Instruction:
Could you extract every entry below and reproduce it exactly?

═══ Materials provided ═══

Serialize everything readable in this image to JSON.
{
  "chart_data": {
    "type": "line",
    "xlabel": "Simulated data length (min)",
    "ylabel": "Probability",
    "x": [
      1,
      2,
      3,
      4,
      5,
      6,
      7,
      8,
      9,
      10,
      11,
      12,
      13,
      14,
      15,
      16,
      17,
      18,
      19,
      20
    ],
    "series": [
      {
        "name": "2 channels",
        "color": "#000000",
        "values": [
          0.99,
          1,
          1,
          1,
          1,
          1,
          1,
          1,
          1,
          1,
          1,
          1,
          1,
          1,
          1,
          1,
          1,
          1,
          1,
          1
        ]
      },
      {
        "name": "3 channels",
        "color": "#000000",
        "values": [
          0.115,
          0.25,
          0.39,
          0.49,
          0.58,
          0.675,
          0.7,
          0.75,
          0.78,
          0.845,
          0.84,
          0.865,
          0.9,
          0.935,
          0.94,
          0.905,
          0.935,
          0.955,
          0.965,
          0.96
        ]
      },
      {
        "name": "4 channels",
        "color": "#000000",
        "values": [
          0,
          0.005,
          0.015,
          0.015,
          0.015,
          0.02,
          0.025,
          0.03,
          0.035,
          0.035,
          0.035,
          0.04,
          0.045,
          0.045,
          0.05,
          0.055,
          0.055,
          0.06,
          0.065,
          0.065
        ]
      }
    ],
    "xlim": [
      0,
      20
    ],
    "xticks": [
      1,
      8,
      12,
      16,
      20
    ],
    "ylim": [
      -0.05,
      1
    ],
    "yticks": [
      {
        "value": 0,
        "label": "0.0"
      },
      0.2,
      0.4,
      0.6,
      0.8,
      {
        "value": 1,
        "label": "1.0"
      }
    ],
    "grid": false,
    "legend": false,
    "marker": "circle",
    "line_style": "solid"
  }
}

═══

Answer to the exercise:
Serialize everything readable in this image to JSON.
{
  "chart_data": {
    "type": "line",
    "xlabel": "Simulated data length (min)",
    "ylabel": "Probability",
    "x": [
      1,
      2,
      3,
      4,
      5,
      6,
      7,
      8,
      9,
      10,
      11,
      12,
      13,
      14,
      15,
      16,
      17,
      18,
      19,
      20
    ],
    "series": [
      {
        "name": "2 channels",
        "color": "#000000",
        "values": [
          0.99,
          1,
          1,
          1,
          1,
          1,
          1,
          1,
          1,
          1,
          1,
          1,
          1,
          1,
          1,
          1,
          1,
          1,
          1,
          1
        ]
      },
      {
        "name": "3 channels",
        "color": "#000000",
        "values": [
          0.115,
          0.25,
          0.39,
          0.49,
          0.58,
          0.675,
          0.7,
          0.75,
          0.78,
          0.845,
          0.84,
          0.865,
          0.9,
          0.935,
          0.94,
          0.905,
          0.935,
          0.955,
          0.965,
          0.96
        ]
      },
      {
        "name": "4 channels",
        "color": "#000000",
        "values": [
          0,
          0.005,
          0.015,
          0.015,
          0.015,
          0.02,
          0.025,
          0.03,
          0.035,
          0.035,
          0.035,
          0.04,
          0.045,
          0.045,
          0.05,
          0.055,
          0.055,
          0.06,
          0.065,
          0.065
        ]
      }
    ],
    "xlim": [
      0,
      20
    ],
    "xticks": [
      1,
      8,
      12,
      16,
      20
    ],
    "ylim": [
      -0.05,
      1
    ],
    "yticks": [
      {
        "value": 0,
        "label": "0.0"
      },
      0.2,
      0.4,
      0.6,
      0.8,
      {
        "value": 1,
        "label": "1.0"
      }
    ],
    "grid": false,
    "legend": false,
    "marker": "circle",
    "line_style": "solid"
  }
}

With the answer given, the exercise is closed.